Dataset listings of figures
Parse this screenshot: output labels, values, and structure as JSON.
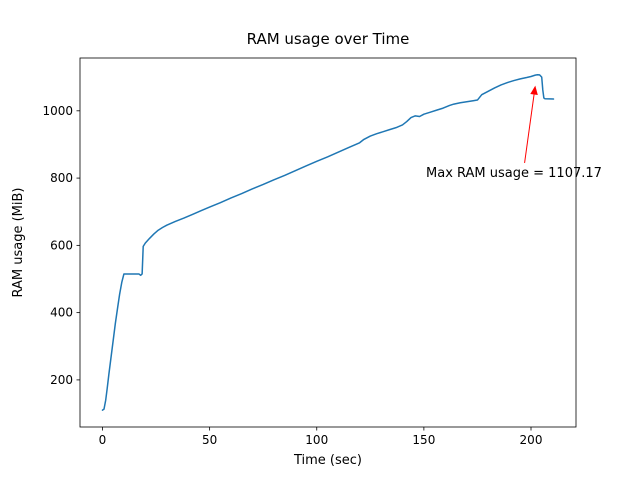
{
  "figure": {
    "background": "#ffffff"
  },
  "chart_data": {
    "type": "line",
    "title": "RAM usage over Time",
    "xlabel": "Time (sec)",
    "ylabel": "RAM usage (MiB)",
    "xlim": [
      -10.5,
      221
    ],
    "ylim": [
      60,
      1157
    ],
    "xticks": [
      0,
      50,
      100,
      150,
      200
    ],
    "yticks": [
      200,
      400,
      600,
      800,
      1000
    ],
    "grid": false,
    "legend": "none",
    "line_color": "#1f77b4",
    "series": [
      {
        "name": "RAM usage",
        "points": [
          [
            0,
            110
          ],
          [
            0.7,
            113
          ],
          [
            1.5,
            140
          ],
          [
            2.2,
            175
          ],
          [
            3,
            218
          ],
          [
            4,
            268
          ],
          [
            5,
            318
          ],
          [
            6,
            368
          ],
          [
            7,
            412
          ],
          [
            8,
            455
          ],
          [
            9,
            490
          ],
          [
            10,
            515
          ],
          [
            17,
            515
          ],
          [
            17.8,
            511
          ],
          [
            18.5,
            515
          ],
          [
            19,
            597
          ],
          [
            20,
            607
          ],
          [
            22,
            621
          ],
          [
            24,
            634
          ],
          [
            26,
            645
          ],
          [
            28,
            653
          ],
          [
            30,
            660
          ],
          [
            34,
            671
          ],
          [
            38,
            681
          ],
          [
            42,
            692
          ],
          [
            46,
            703
          ],
          [
            50,
            714
          ],
          [
            55,
            727
          ],
          [
            60,
            741
          ],
          [
            65,
            754
          ],
          [
            70,
            768
          ],
          [
            75,
            781
          ],
          [
            80,
            795
          ],
          [
            85,
            808
          ],
          [
            90,
            822
          ],
          [
            95,
            836
          ],
          [
            100,
            850
          ],
          [
            105,
            863
          ],
          [
            110,
            877
          ],
          [
            115,
            891
          ],
          [
            120,
            905
          ],
          [
            122,
            915
          ],
          [
            125,
            925
          ],
          [
            128,
            932
          ],
          [
            131,
            938
          ],
          [
            134,
            944
          ],
          [
            137,
            950
          ],
          [
            140,
            958
          ],
          [
            142,
            968
          ],
          [
            144,
            980
          ],
          [
            146,
            985
          ],
          [
            148,
            983
          ],
          [
            150,
            990
          ],
          [
            153,
            996
          ],
          [
            156,
            1002
          ],
          [
            159,
            1008
          ],
          [
            162,
            1016
          ],
          [
            164,
            1020
          ],
          [
            167,
            1024
          ],
          [
            170,
            1027
          ],
          [
            173,
            1030
          ],
          [
            175,
            1032
          ],
          [
            177,
            1048
          ],
          [
            180,
            1058
          ],
          [
            183,
            1068
          ],
          [
            186,
            1077
          ],
          [
            189,
            1084
          ],
          [
            192,
            1090
          ],
          [
            195,
            1095
          ],
          [
            198,
            1099
          ],
          [
            200,
            1102
          ],
          [
            202,
            1106
          ],
          [
            203,
            1107.17
          ],
          [
            204,
            1107
          ],
          [
            205,
            1100
          ],
          [
            205.5,
            1062
          ],
          [
            206,
            1038
          ],
          [
            206.5,
            1036
          ],
          [
            210.5,
            1035
          ]
        ]
      }
    ],
    "max_value": 1107.17,
    "annotation": {
      "text": "Max RAM usage = 1107.17",
      "color": "#ff0000",
      "text_pos": [
        151,
        803
      ],
      "arrow_tail": [
        197,
        845
      ],
      "arrow_tip": [
        202,
        1075
      ]
    }
  }
}
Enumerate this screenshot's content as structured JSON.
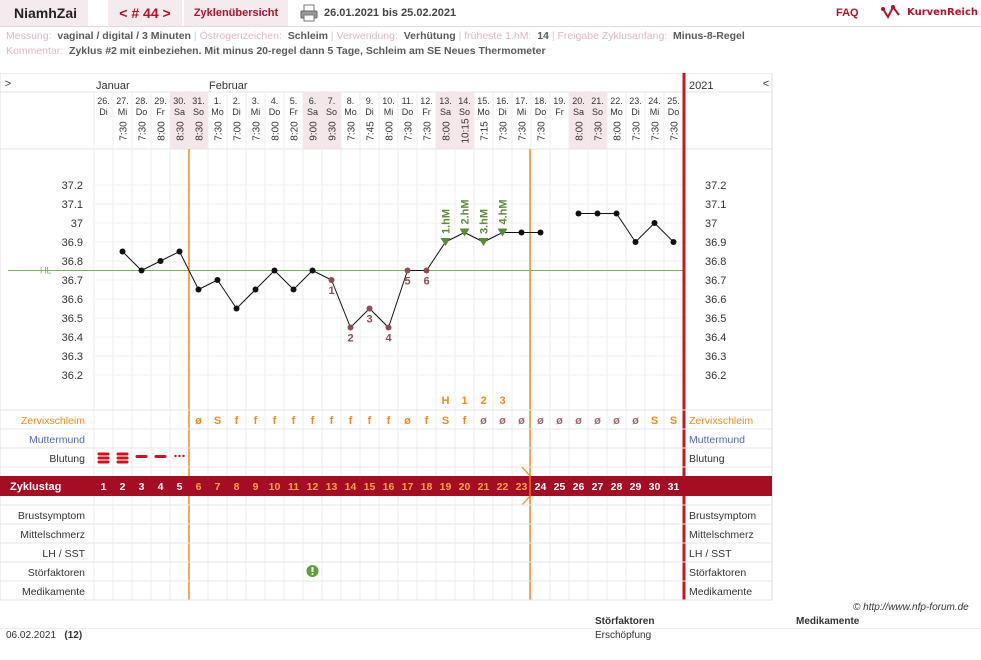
{
  "app": {
    "brand": "NiamhZai",
    "cycle_nav": "< # 44 >",
    "overview_tab": "Zyklenübersicht",
    "date_range": "26.01.2021 bis 25.02.2021",
    "faq": "FAQ",
    "logo_text": "KurvenReich"
  },
  "meta": {
    "measure_label": "Messung:",
    "measure_value": "vaginal / digital / 3 Minuten",
    "estrogen_label": "Östrogenzeichen:",
    "estrogen_value": "Schleim",
    "usage_label": "Verwendung:",
    "usage_value": "Verhütung",
    "earliest_label": "früheste 1.hM:",
    "earliest_value": "14",
    "release_label": "Freigabe Zyklusanfang:",
    "release_value": "Minus-8-Regel",
    "comment_label": "Kommentar:",
    "comment_value": "Zyklus #2  mit einbeziehen. Mit minus 20-regel dann 5 Tage,  Schleim am SE Neues Thermometer"
  },
  "chart_data": {
    "type": "line",
    "y_ticks": [
      "37.2",
      "37.1",
      "37",
      "36.9",
      "36.8",
      "36.7",
      "36.6",
      "36.5",
      "36.4",
      "36.3",
      "36.2"
    ],
    "ylim": [
      36.2,
      37.2
    ],
    "hl_value": 36.75,
    "hl_label": "HL",
    "months": [
      "Januar",
      "Februar"
    ],
    "year": "2021",
    "nav_left": ">",
    "nav_right": "<",
    "days": [
      {
        "date": "26.",
        "wd": "Di",
        "time": "",
        "cd": "1",
        "temp": null,
        "mucus": "",
        "bleed": "heavy",
        "weekend": false
      },
      {
        "date": "27.",
        "wd": "Mi",
        "time": "7:30",
        "cd": "2",
        "temp": 36.85,
        "mucus": "",
        "bleed": "heavy",
        "weekend": false
      },
      {
        "date": "28.",
        "wd": "Do",
        "time": "7:30",
        "cd": "3",
        "temp": 36.75,
        "mucus": "",
        "bleed": "medium",
        "weekend": false
      },
      {
        "date": "29.",
        "wd": "Fr",
        "time": "8:00",
        "cd": "4",
        "temp": 36.8,
        "mucus": "",
        "bleed": "medium",
        "weekend": false
      },
      {
        "date": "30.",
        "wd": "Sa",
        "time": "8:30",
        "cd": "5",
        "temp": 36.85,
        "mucus": "",
        "bleed": "spotting",
        "weekend": true
      },
      {
        "date": "31.",
        "wd": "So",
        "time": "8:30",
        "cd": "6",
        "temp": 36.65,
        "mucus": "ø",
        "bleed": "",
        "weekend": true
      },
      {
        "date": "1.",
        "wd": "Mo",
        "time": "7:30",
        "cd": "7",
        "temp": 36.7,
        "mucus": "S",
        "bleed": "",
        "weekend": false
      },
      {
        "date": "2.",
        "wd": "Di",
        "time": "7:00",
        "cd": "8",
        "temp": 36.55,
        "mucus": "f",
        "bleed": "",
        "weekend": false
      },
      {
        "date": "3.",
        "wd": "Mi",
        "time": "7:30",
        "cd": "9",
        "temp": 36.65,
        "mucus": "f",
        "bleed": "",
        "weekend": false
      },
      {
        "date": "4.",
        "wd": "Do",
        "time": "8:00",
        "cd": "10",
        "temp": 36.75,
        "mucus": "f",
        "bleed": "",
        "weekend": false
      },
      {
        "date": "5.",
        "wd": "Fr",
        "time": "8:20",
        "cd": "11",
        "temp": 36.65,
        "mucus": "f",
        "bleed": "",
        "weekend": false
      },
      {
        "date": "6.",
        "wd": "Sa",
        "time": "9:00",
        "cd": "12",
        "temp": 36.75,
        "mucus": "f",
        "bleed": "",
        "weekend": true
      },
      {
        "date": "7.",
        "wd": "So",
        "time": "9:30",
        "cd": "13",
        "temp": 36.7,
        "mucus": "f",
        "bleed": "",
        "weekend": true
      },
      {
        "date": "8.",
        "wd": "Mo",
        "time": "7:30",
        "cd": "14",
        "temp": 36.45,
        "mucus": "f",
        "bleed": "",
        "weekend": false
      },
      {
        "date": "9.",
        "wd": "Di",
        "time": "7:45",
        "cd": "15",
        "temp": 36.55,
        "mucus": "f",
        "bleed": "",
        "weekend": false
      },
      {
        "date": "10.",
        "wd": "Mi",
        "time": "8:00",
        "cd": "16",
        "temp": 36.45,
        "mucus": "f",
        "bleed": "",
        "weekend": false
      },
      {
        "date": "11.",
        "wd": "Do",
        "time": "7:30",
        "cd": "17",
        "temp": 36.75,
        "mucus": "ø",
        "bleed": "",
        "weekend": false
      },
      {
        "date": "12.",
        "wd": "Fr",
        "time": "7:30",
        "cd": "18",
        "temp": 36.75,
        "mucus": "f",
        "bleed": "",
        "weekend": false
      },
      {
        "date": "13.",
        "wd": "Sa",
        "time": "8:00",
        "cd": "19",
        "temp": 36.9,
        "mucus": "S",
        "bleed": "",
        "weekend": true
      },
      {
        "date": "14.",
        "wd": "So",
        "time": "10:15",
        "cd": "20",
        "temp": 36.95,
        "mucus": "f",
        "bleed": "",
        "weekend": true
      },
      {
        "date": "15.",
        "wd": "Mo",
        "time": "7:15",
        "cd": "21",
        "temp": 36.9,
        "mucus": "ø",
        "bleed": "",
        "weekend": false
      },
      {
        "date": "16.",
        "wd": "Di",
        "time": "7:30",
        "cd": "22",
        "temp": 36.95,
        "mucus": "ø",
        "bleed": "",
        "weekend": false
      },
      {
        "date": "17.",
        "wd": "Mi",
        "time": "7:30",
        "cd": "23",
        "temp": 36.95,
        "mucus": "ø",
        "bleed": "",
        "weekend": false
      },
      {
        "date": "18.",
        "wd": "Do",
        "time": "7:30",
        "cd": "24",
        "temp": 36.95,
        "mucus": "ø",
        "bleed": "",
        "weekend": false
      },
      {
        "date": "19.",
        "wd": "Fr",
        "time": "",
        "cd": "25",
        "temp": null,
        "mucus": "ø",
        "bleed": "",
        "weekend": false
      },
      {
        "date": "20.",
        "wd": "Sa",
        "time": "8:00",
        "cd": "26",
        "temp": 37.05,
        "mucus": "ø",
        "bleed": "",
        "weekend": true
      },
      {
        "date": "21.",
        "wd": "So",
        "time": "7:30",
        "cd": "27",
        "temp": 37.05,
        "mucus": "ø",
        "bleed": "",
        "weekend": true
      },
      {
        "date": "22.",
        "wd": "Mo",
        "time": "8:00",
        "cd": "28",
        "temp": 37.05,
        "mucus": "ø",
        "bleed": "",
        "weekend": false
      },
      {
        "date": "23.",
        "wd": "Di",
        "time": "7:30",
        "cd": "29",
        "temp": 36.9,
        "mucus": "ø",
        "bleed": "",
        "weekend": false
      },
      {
        "date": "24.",
        "wd": "Mi",
        "time": "7:30",
        "cd": "30",
        "temp": 37.0,
        "mucus": "S",
        "bleed": "",
        "weekend": false
      },
      {
        "date": "25.",
        "wd": "Do",
        "time": "7:30",
        "cd": "31",
        "temp": 36.9,
        "mucus": "S",
        "bleed": "",
        "weekend": false
      }
    ],
    "low_marks": [
      {
        "day": 12,
        "label": "1"
      },
      {
        "day": 13,
        "label": "2"
      },
      {
        "day": 14,
        "label": "3"
      },
      {
        "day": 15,
        "label": "4"
      },
      {
        "day": 16,
        "label": "5"
      },
      {
        "day": 17,
        "label": "6"
      }
    ],
    "high_marks": [
      {
        "day": 18,
        "label": "1.hM"
      },
      {
        "day": 19,
        "label": "2.hM"
      },
      {
        "day": 20,
        "label": "3.hM"
      },
      {
        "day": 21,
        "label": "4.hM"
      }
    ],
    "mucus_peak": [
      {
        "day": 18,
        "label": "H"
      },
      {
        "day": 19,
        "label": "1"
      },
      {
        "day": 20,
        "label": "2"
      },
      {
        "day": 21,
        "label": "3"
      }
    ],
    "row_labels": [
      "Zervixschleim",
      "Muttermund",
      "Blutung"
    ],
    "cycle_day_label": "Zyklustag",
    "bottom_rows": [
      "Brustsymptom",
      "Mittelschmerz",
      "LH / SST",
      "Störfaktoren",
      "Medikamente"
    ],
    "disturbance_day": 11,
    "colors": {
      "accent": "#a50d24",
      "orange": "#f28a1e",
      "hl_line": "#7ab05a",
      "high_marker": "#5e8a3c",
      "low_label": "#8a4e56",
      "line": "#111111",
      "weekend": "#f4e6e9",
      "muttermund": "#5566bb"
    }
  },
  "footer": {
    "date": "06.02.2021",
    "cycle_day": "(12)",
    "copyright": "© http://www.nfp-forum.de",
    "stoer_header": "Störfaktoren",
    "stoer_value": "Erschöpfung",
    "medi_header": "Medikamente"
  }
}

* Direction *
Pick each line holding the word "JSON" out of the data and copy it.

* Output for this exercise *
Parse this screenshot: output labels, values, and structure as JSON.
Enumerate this screenshot's content as structured JSON.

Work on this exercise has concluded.